## Material supplied
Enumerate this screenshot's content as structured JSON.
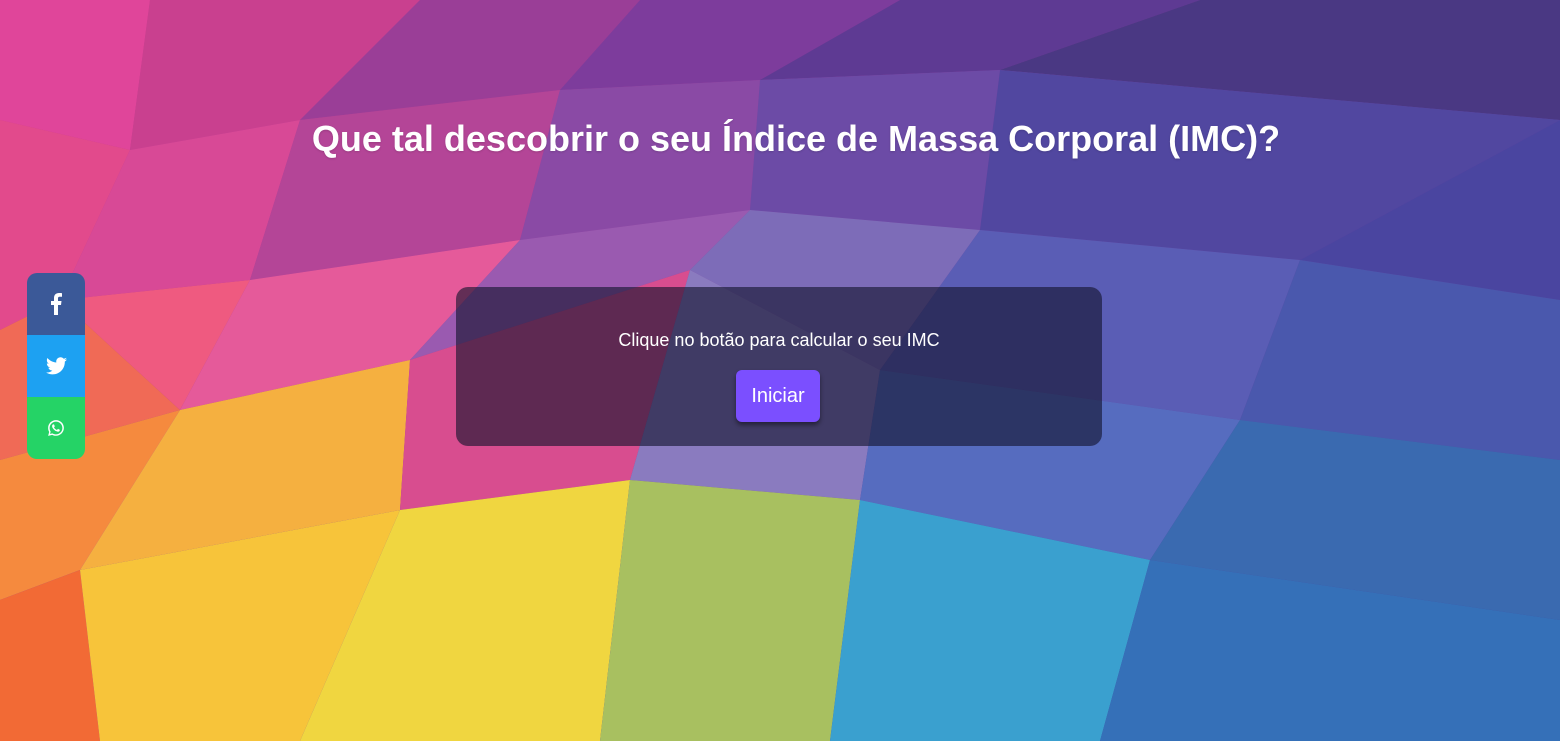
{
  "header": {
    "title": "Que tal descobrir o seu Índice de Massa Corporal (IMC)?"
  },
  "card": {
    "prompt": "Clique no botão para calcular o seu IMC",
    "start_label": "Iniciar"
  },
  "social": {
    "items": [
      {
        "name": "facebook",
        "icon": "facebook-icon",
        "color": "#3b5998"
      },
      {
        "name": "twitter",
        "icon": "twitter-icon",
        "color": "#1da1f2"
      },
      {
        "name": "whatsapp",
        "icon": "whatsapp-icon",
        "color": "#25d366"
      }
    ]
  },
  "colors": {
    "button": "#7b4fff",
    "card_bg": "rgba(20,20,45,0.62)",
    "text": "#ffffff"
  }
}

## Challenge
Quote the entries in full. Any image among them is to be omitted from the copy.

## Output for this task
Enumerate this screenshot's content as structured JSON.
{
  "header": {
    "title": "Que tal descobrir o seu Índice de Massa Corporal (IMC)?"
  },
  "card": {
    "prompt": "Clique no botão para calcular o seu IMC",
    "start_label": "Iniciar"
  },
  "social": {
    "items": [
      {
        "name": "facebook",
        "icon": "facebook-icon",
        "color": "#3b5998"
      },
      {
        "name": "twitter",
        "icon": "twitter-icon",
        "color": "#1da1f2"
      },
      {
        "name": "whatsapp",
        "icon": "whatsapp-icon",
        "color": "#25d366"
      }
    ]
  },
  "colors": {
    "button": "#7b4fff",
    "card_bg": "rgba(20,20,45,0.62)",
    "text": "#ffffff"
  }
}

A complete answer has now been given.